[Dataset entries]
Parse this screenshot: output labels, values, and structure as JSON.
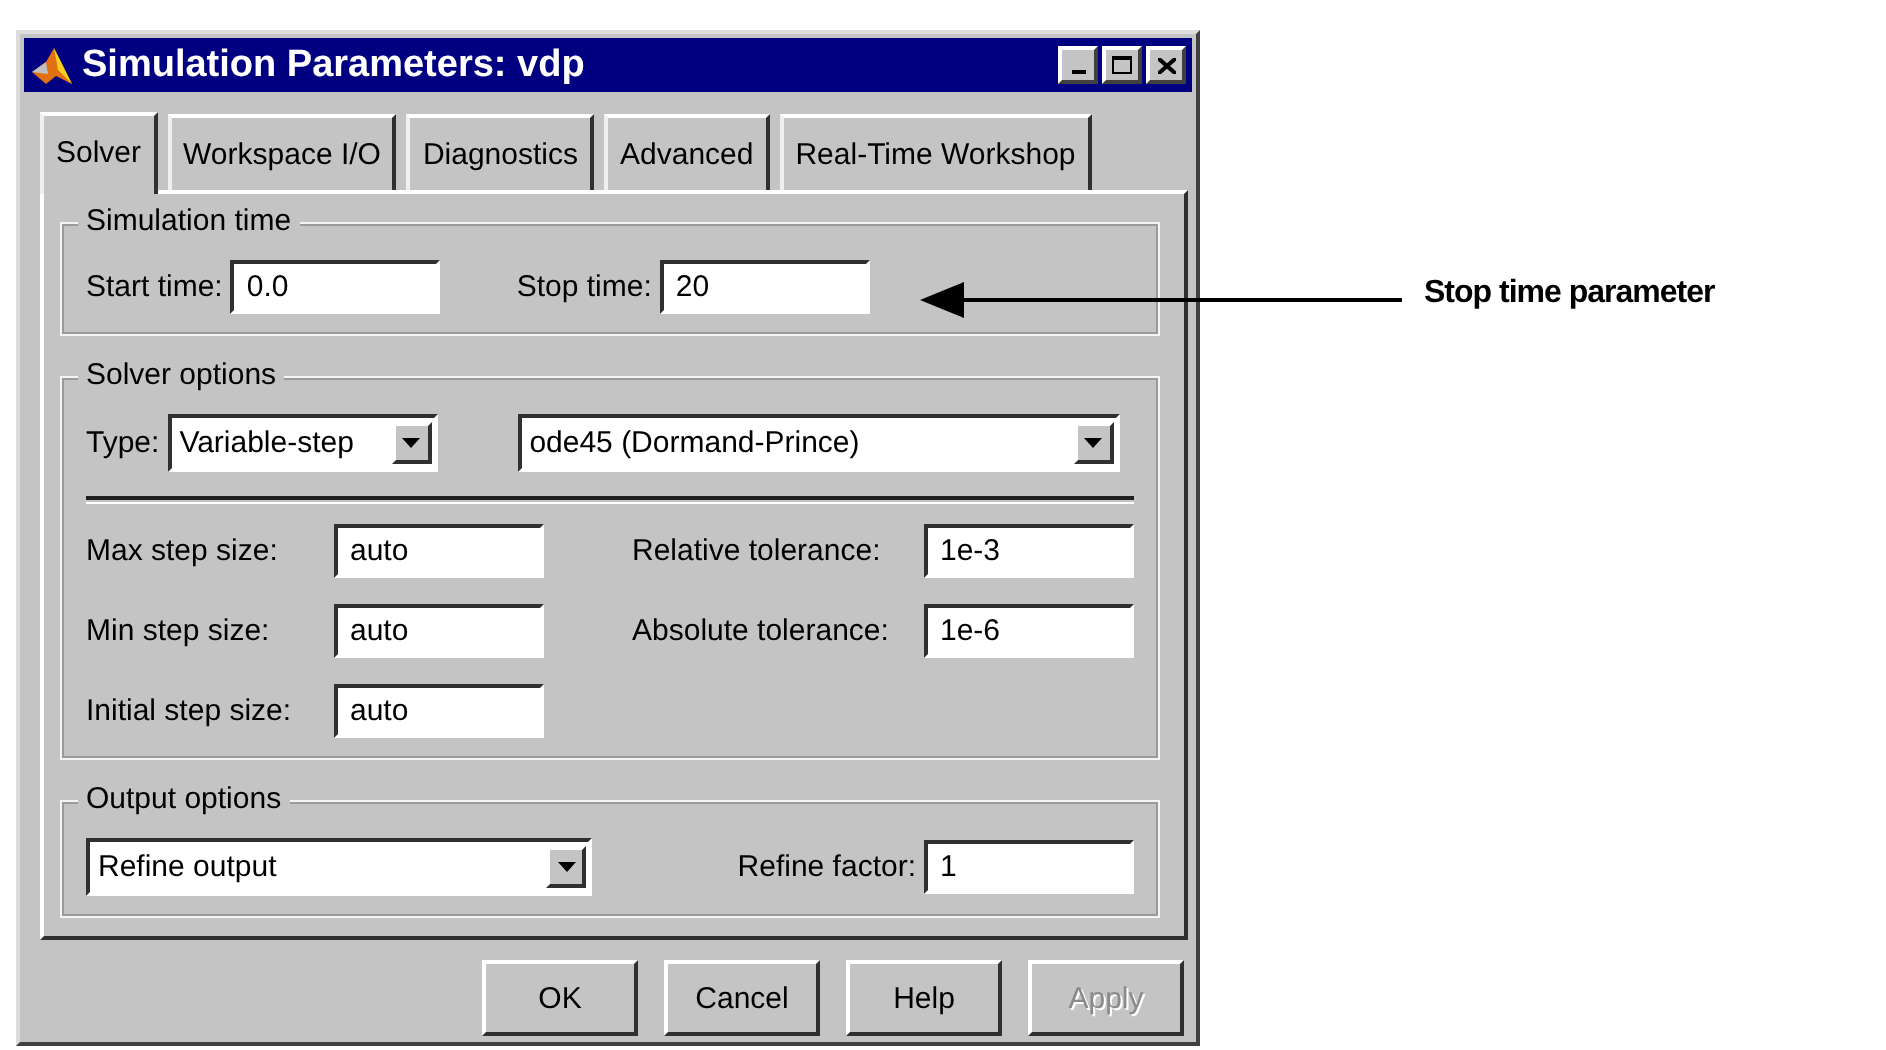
{
  "window": {
    "title": "Simulation Parameters: vdp"
  },
  "tabs": [
    {
      "label": "Solver",
      "selected": true
    },
    {
      "label": "Workspace I/O",
      "selected": false
    },
    {
      "label": "Diagnostics",
      "selected": false
    },
    {
      "label": "Advanced",
      "selected": false
    },
    {
      "label": "Real-Time Workshop",
      "selected": false
    }
  ],
  "simulation_time": {
    "legend": "Simulation time",
    "fields": [
      {
        "label": "Start time:",
        "value": "0.0"
      },
      {
        "label": "Stop time:",
        "value": "20"
      }
    ]
  },
  "solver_options": {
    "legend": "Solver options",
    "type_label": "Type:",
    "type_value": "Variable-step",
    "solver_value": "ode45 (Dormand-Prince)",
    "left_fields": [
      {
        "label": "Max step size:",
        "value": "auto"
      },
      {
        "label": "Min step size:",
        "value": "auto"
      },
      {
        "label": "Initial step size:",
        "value": "auto"
      }
    ],
    "right_fields": [
      {
        "label": "Relative tolerance:",
        "value": "1e-3"
      },
      {
        "label": "Absolute tolerance:",
        "value": "1e-6"
      }
    ]
  },
  "output_options": {
    "legend": "Output options",
    "mode_value": "Refine output",
    "factor_label": "Refine factor:",
    "factor_value": "1"
  },
  "buttons": [
    {
      "label": "OK",
      "disabled": false
    },
    {
      "label": "Cancel",
      "disabled": false
    },
    {
      "label": "Help",
      "disabled": false
    },
    {
      "label": "Apply",
      "disabled": true
    }
  ],
  "annotation": {
    "text": "Stop time parameter"
  }
}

REQUIRED TASK → Reproduce the entries exactly. Do not carry over any picture.

REPLY →
Parse this screenshot: output labels, values, and structure as JSON.
{
  "window": {
    "title": "Simulation Parameters: vdp"
  },
  "tabs": [
    {
      "label": "Solver",
      "selected": true
    },
    {
      "label": "Workspace I/O",
      "selected": false
    },
    {
      "label": "Diagnostics",
      "selected": false
    },
    {
      "label": "Advanced",
      "selected": false
    },
    {
      "label": "Real-Time Workshop",
      "selected": false
    }
  ],
  "simulation_time": {
    "legend": "Simulation time",
    "fields": [
      {
        "label": "Start time:",
        "value": "0.0"
      },
      {
        "label": "Stop time:",
        "value": "20"
      }
    ]
  },
  "solver_options": {
    "legend": "Solver options",
    "type_label": "Type:",
    "type_value": "Variable-step",
    "solver_value": "ode45 (Dormand-Prince)",
    "left_fields": [
      {
        "label": "Max step size:",
        "value": "auto"
      },
      {
        "label": "Min step size:",
        "value": "auto"
      },
      {
        "label": "Initial step size:",
        "value": "auto"
      }
    ],
    "right_fields": [
      {
        "label": "Relative tolerance:",
        "value": "1e-3"
      },
      {
        "label": "Absolute tolerance:",
        "value": "1e-6"
      }
    ]
  },
  "output_options": {
    "legend": "Output options",
    "mode_value": "Refine output",
    "factor_label": "Refine factor:",
    "factor_value": "1"
  },
  "buttons": [
    {
      "label": "OK",
      "disabled": false
    },
    {
      "label": "Cancel",
      "disabled": false
    },
    {
      "label": "Help",
      "disabled": false
    },
    {
      "label": "Apply",
      "disabled": true
    }
  ],
  "annotation": {
    "text": "Stop time parameter"
  }
}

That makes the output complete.